# EXERCISE INSTRUCTIONS
Make an exact copy of the entries, and keep any pictures out of it.

# LISTED RECORDS
START

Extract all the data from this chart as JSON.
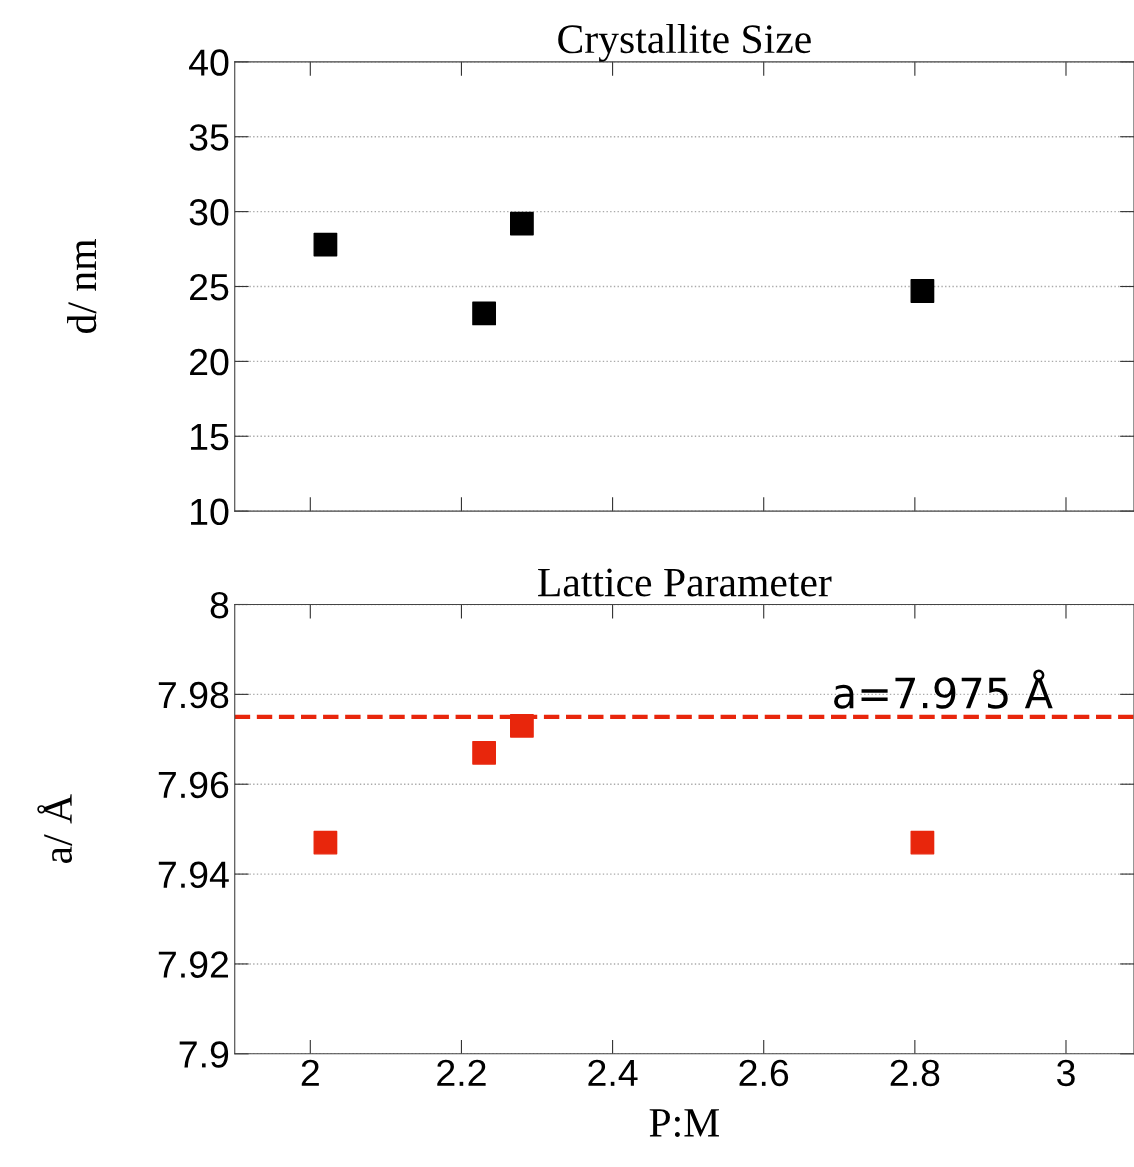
{
  "chart_data": [
    {
      "type": "scatter",
      "title": "Crystallite Size",
      "ylabel": "d/ nm",
      "x": [
        2.02,
        2.23,
        2.28,
        2.81
      ],
      "series": [
        {
          "color": "#000000",
          "values": [
            27.8,
            23.2,
            29.2,
            24.7
          ]
        }
      ],
      "marker": "square",
      "xlim": [
        1.9,
        3.09
      ],
      "xticks": [
        2,
        2.2,
        2.4,
        2.6,
        2.8,
        3
      ],
      "ylim": [
        10,
        40
      ],
      "yticks": [
        10,
        15,
        20,
        25,
        30,
        35,
        40
      ],
      "grid": "y",
      "tick_labels": "y",
      "legend": false
    },
    {
      "type": "scatter",
      "title": "Lattice Parameter",
      "ylabel": "a/ Å",
      "xlabel": "P:M",
      "x": [
        2.02,
        2.23,
        2.28,
        2.81
      ],
      "series": [
        {
          "color": "#e8260c",
          "values": [
            7.947,
            7.967,
            7.973,
            7.947
          ]
        }
      ],
      "marker": "square",
      "xlim": [
        1.9,
        3.09
      ],
      "xticks": [
        2,
        2.2,
        2.4,
        2.6,
        2.8,
        3
      ],
      "ylim": [
        7.9,
        8
      ],
      "yticks": [
        7.9,
        7.92,
        7.94,
        7.96,
        7.98,
        8
      ],
      "grid": "y",
      "legend": false,
      "ref_lines": [
        {
          "axis": "y",
          "value": 7.975,
          "label": "a=7.975 Å",
          "color": "#e8260c",
          "line_style": "dashed"
        }
      ]
    }
  ]
}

END

# FULL RESPONSE
Extract all the data from this chart as JSON.
{
  "chart_data": [
    {
      "type": "scatter",
      "title": "Crystallite Size",
      "ylabel": "d/ nm",
      "x": [
        2.02,
        2.23,
        2.28,
        2.81
      ],
      "series": [
        {
          "color": "#000000",
          "values": [
            27.8,
            23.2,
            29.2,
            24.7
          ]
        }
      ],
      "marker": "square",
      "xlim": [
        1.9,
        3.09
      ],
      "xticks": [
        2,
        2.2,
        2.4,
        2.6,
        2.8,
        3
      ],
      "ylim": [
        10,
        40
      ],
      "yticks": [
        10,
        15,
        20,
        25,
        30,
        35,
        40
      ],
      "grid": "y",
      "tick_labels": "y",
      "legend": false
    },
    {
      "type": "scatter",
      "title": "Lattice Parameter",
      "ylabel": "a/ Å",
      "xlabel": "P:M",
      "x": [
        2.02,
        2.23,
        2.28,
        2.81
      ],
      "series": [
        {
          "color": "#e8260c",
          "values": [
            7.947,
            7.967,
            7.973,
            7.947
          ]
        }
      ],
      "marker": "square",
      "xlim": [
        1.9,
        3.09
      ],
      "xticks": [
        2,
        2.2,
        2.4,
        2.6,
        2.8,
        3
      ],
      "ylim": [
        7.9,
        8
      ],
      "yticks": [
        7.9,
        7.92,
        7.94,
        7.96,
        7.98,
        8
      ],
      "grid": "y",
      "legend": false,
      "ref_lines": [
        {
          "axis": "y",
          "value": 7.975,
          "label": "a=7.975 Å",
          "color": "#e8260c",
          "line_style": "dashed"
        }
      ]
    }
  ]
}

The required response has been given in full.